__Stored data__
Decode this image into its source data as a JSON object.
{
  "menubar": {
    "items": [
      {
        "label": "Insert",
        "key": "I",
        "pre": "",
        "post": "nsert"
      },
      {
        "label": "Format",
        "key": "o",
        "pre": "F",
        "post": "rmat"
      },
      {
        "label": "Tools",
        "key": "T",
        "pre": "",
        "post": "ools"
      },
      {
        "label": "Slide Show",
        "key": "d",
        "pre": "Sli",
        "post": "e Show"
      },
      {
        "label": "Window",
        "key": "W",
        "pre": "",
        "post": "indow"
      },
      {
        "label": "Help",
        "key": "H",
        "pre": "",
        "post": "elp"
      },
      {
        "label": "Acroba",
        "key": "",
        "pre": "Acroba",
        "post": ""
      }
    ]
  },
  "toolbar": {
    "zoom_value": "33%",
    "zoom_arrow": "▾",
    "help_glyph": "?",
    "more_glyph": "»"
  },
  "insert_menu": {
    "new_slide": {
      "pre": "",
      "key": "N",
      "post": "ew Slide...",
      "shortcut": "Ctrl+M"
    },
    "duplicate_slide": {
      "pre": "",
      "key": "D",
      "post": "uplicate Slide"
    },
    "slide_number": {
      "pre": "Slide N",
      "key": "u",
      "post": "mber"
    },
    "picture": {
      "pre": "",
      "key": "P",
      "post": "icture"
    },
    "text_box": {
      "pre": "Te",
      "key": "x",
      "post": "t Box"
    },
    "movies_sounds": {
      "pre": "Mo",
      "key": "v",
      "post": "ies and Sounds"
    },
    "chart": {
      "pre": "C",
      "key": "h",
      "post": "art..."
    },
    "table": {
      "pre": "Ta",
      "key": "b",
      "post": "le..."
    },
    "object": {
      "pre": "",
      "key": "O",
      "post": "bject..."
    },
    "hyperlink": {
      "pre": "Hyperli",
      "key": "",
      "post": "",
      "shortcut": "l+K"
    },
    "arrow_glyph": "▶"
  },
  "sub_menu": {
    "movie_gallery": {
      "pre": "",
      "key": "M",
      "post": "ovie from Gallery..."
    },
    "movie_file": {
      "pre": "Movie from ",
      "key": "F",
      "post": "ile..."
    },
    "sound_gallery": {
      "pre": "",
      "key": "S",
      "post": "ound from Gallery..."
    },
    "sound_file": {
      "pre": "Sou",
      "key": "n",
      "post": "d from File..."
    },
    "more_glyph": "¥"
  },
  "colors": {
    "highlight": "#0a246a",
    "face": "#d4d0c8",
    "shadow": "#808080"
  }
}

__Set task__
Please restate the whole listing word for word.

__Answer to this task__
Decode this image into its source data as a JSON object.
{
  "menubar": {
    "items": [
      {
        "label": "Insert",
        "key": "I",
        "pre": "",
        "post": "nsert"
      },
      {
        "label": "Format",
        "key": "o",
        "pre": "F",
        "post": "rmat"
      },
      {
        "label": "Tools",
        "key": "T",
        "pre": "",
        "post": "ools"
      },
      {
        "label": "Slide Show",
        "key": "d",
        "pre": "Sli",
        "post": "e Show"
      },
      {
        "label": "Window",
        "key": "W",
        "pre": "",
        "post": "indow"
      },
      {
        "label": "Help",
        "key": "H",
        "pre": "",
        "post": "elp"
      },
      {
        "label": "Acroba",
        "key": "",
        "pre": "Acroba",
        "post": ""
      }
    ]
  },
  "toolbar": {
    "zoom_value": "33%",
    "zoom_arrow": "▾",
    "help_glyph": "?",
    "more_glyph": "»"
  },
  "insert_menu": {
    "new_slide": {
      "pre": "",
      "key": "N",
      "post": "ew Slide...",
      "shortcut": "Ctrl+M"
    },
    "duplicate_slide": {
      "pre": "",
      "key": "D",
      "post": "uplicate Slide"
    },
    "slide_number": {
      "pre": "Slide N",
      "key": "u",
      "post": "mber"
    },
    "picture": {
      "pre": "",
      "key": "P",
      "post": "icture"
    },
    "text_box": {
      "pre": "Te",
      "key": "x",
      "post": "t Box"
    },
    "movies_sounds": {
      "pre": "Mo",
      "key": "v",
      "post": "ies and Sounds"
    },
    "chart": {
      "pre": "C",
      "key": "h",
      "post": "art..."
    },
    "table": {
      "pre": "Ta",
      "key": "b",
      "post": "le..."
    },
    "object": {
      "pre": "",
      "key": "O",
      "post": "bject..."
    },
    "hyperlink": {
      "pre": "Hyperli",
      "key": "",
      "post": "",
      "shortcut": "l+K"
    },
    "arrow_glyph": "▶"
  },
  "sub_menu": {
    "movie_gallery": {
      "pre": "",
      "key": "M",
      "post": "ovie from Gallery..."
    },
    "movie_file": {
      "pre": "Movie from ",
      "key": "F",
      "post": "ile..."
    },
    "sound_gallery": {
      "pre": "",
      "key": "S",
      "post": "ound from Gallery..."
    },
    "sound_file": {
      "pre": "Sou",
      "key": "n",
      "post": "d from File..."
    },
    "more_glyph": "¥"
  },
  "colors": {
    "highlight": "#0a246a",
    "face": "#d4d0c8",
    "shadow": "#808080"
  }
}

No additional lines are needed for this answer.